Exercise
Isolate every line in the data with the string "deep" and copy it.

***** Supplied material

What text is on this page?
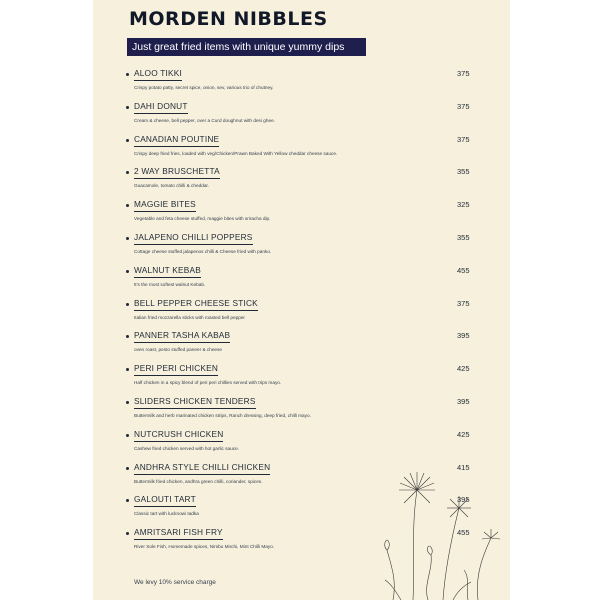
MORDEN NIBBLES
Just great fried items with unique yummy dips
ALOO TIKKI	375
Crispy potato patty, secret spice, onion, sev, various trio of chutney.
DAHI DONUT	375
Cream & cheese, bell pepper, over a Curd doughnut with desi ghee.
CANADIAN POUTINE	375
Crispy deep fried fries, loaded with veg/Chicken/Prawn Baked With Yellow cheddar cheese sauce.
2 WAY BRUSCHETTA	355
Guacamole, tomato chilli & cheddar.
MAGGIE BITES	325
Vegetable and feta cheese stuffed, maggie bites with sriracha dip.
JALAPENO CHILLI POPPERS	355
Cottage cheese stuffed jalapenos chilli & Cheese fried with panko.
WALNUT KEBAB	455
It's the most softest walnut Kebab.
BELL PEPPER CHEESE STICK	375
Italian fried mozzarella sticks with roasted bell pepper
PANNER TASHA KABAB	395
oven roast, pesto stuffed paneer & cheese
PERI PERI CHICKEN	425
Half chicken in a spicy blend of peri peri chillies served with trips mayo.
SLIDERS CHICKEN TENDERS	395
Buttermilk and herb marinated chicken strips, Ranch dressing, deep fried, chilli mayo.
NUTCRUSH CHICKEN	425
Cashew fried chicken served with hot garlic sauce.
ANDHRA STYLE CHILLI CHICKEN	415
Buttermilk fried chicken, andhra green chilli, coriander, spices.
GALOUTI TART	395
Classic tart with lucknowi tadka
AMRITSARI FISH FRY	455
River Sole Fish, Homemade spices, Nimbu Mirchi, Mint Chilli Mayo.
We levy 10% service charge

**********

Task response
Crispy deep fried fries, loaded with veg/Chicken/Prawn Baked With Yellow cheddar cheese sauce.
Buttermilk and herb marinated chicken strips, Ranch dressing, deep fried, chilli mayo.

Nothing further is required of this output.